* **What needs to be done**
The complete listing should be restated exactly.

* **Records for processing**
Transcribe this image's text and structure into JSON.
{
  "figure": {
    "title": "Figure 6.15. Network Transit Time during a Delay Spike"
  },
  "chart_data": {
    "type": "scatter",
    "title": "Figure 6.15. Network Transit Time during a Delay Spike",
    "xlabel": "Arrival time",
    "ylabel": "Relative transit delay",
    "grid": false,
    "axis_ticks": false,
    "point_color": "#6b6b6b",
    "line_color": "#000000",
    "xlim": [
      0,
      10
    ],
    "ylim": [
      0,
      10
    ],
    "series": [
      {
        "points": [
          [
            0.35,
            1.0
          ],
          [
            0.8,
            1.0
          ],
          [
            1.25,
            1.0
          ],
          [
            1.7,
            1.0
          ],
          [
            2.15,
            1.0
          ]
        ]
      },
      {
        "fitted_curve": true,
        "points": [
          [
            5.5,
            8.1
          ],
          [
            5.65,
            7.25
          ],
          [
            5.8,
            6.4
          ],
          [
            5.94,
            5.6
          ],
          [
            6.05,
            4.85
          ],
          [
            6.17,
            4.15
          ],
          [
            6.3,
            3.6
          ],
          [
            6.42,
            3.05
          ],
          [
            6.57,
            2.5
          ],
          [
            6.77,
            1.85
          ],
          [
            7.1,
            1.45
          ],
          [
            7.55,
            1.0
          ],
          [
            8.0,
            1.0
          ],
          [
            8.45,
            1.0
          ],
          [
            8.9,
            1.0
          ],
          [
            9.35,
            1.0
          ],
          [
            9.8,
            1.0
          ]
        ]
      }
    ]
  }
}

* **Correct answer**
Transcribe this image's text and structure into JSON.
{
  "figure": {
    "title": "Figure 6.15. Network Transit Time during a Delay Spike"
  },
  "chart_data": {
    "type": "scatter",
    "title": "Figure 6.15. Network Transit Time during a Delay Spike",
    "xlabel": "Arrival time",
    "ylabel": "Relative transit delay",
    "grid": false,
    "axis_ticks": false,
    "point_color": "#6b6b6b",
    "line_color": "#000000",
    "xlim": [
      0,
      10
    ],
    "ylim": [
      0,
      10
    ],
    "series": [
      {
        "points": [
          [
            0.35,
            1.0
          ],
          [
            0.8,
            1.0
          ],
          [
            1.25,
            1.0
          ],
          [
            1.7,
            1.0
          ],
          [
            2.15,
            1.0
          ]
        ]
      },
      {
        "fitted_curve": true,
        "points": [
          [
            5.5,
            8.1
          ],
          [
            5.65,
            7.25
          ],
          [
            5.8,
            6.4
          ],
          [
            5.94,
            5.6
          ],
          [
            6.05,
            4.85
          ],
          [
            6.17,
            4.15
          ],
          [
            6.3,
            3.6
          ],
          [
            6.42,
            3.05
          ],
          [
            6.57,
            2.5
          ],
          [
            6.77,
            1.85
          ],
          [
            7.1,
            1.45
          ],
          [
            7.55,
            1.0
          ],
          [
            8.0,
            1.0
          ],
          [
            8.45,
            1.0
          ],
          [
            8.9,
            1.0
          ],
          [
            9.35,
            1.0
          ],
          [
            9.8,
            1.0
          ]
        ]
      }
    ]
  }
}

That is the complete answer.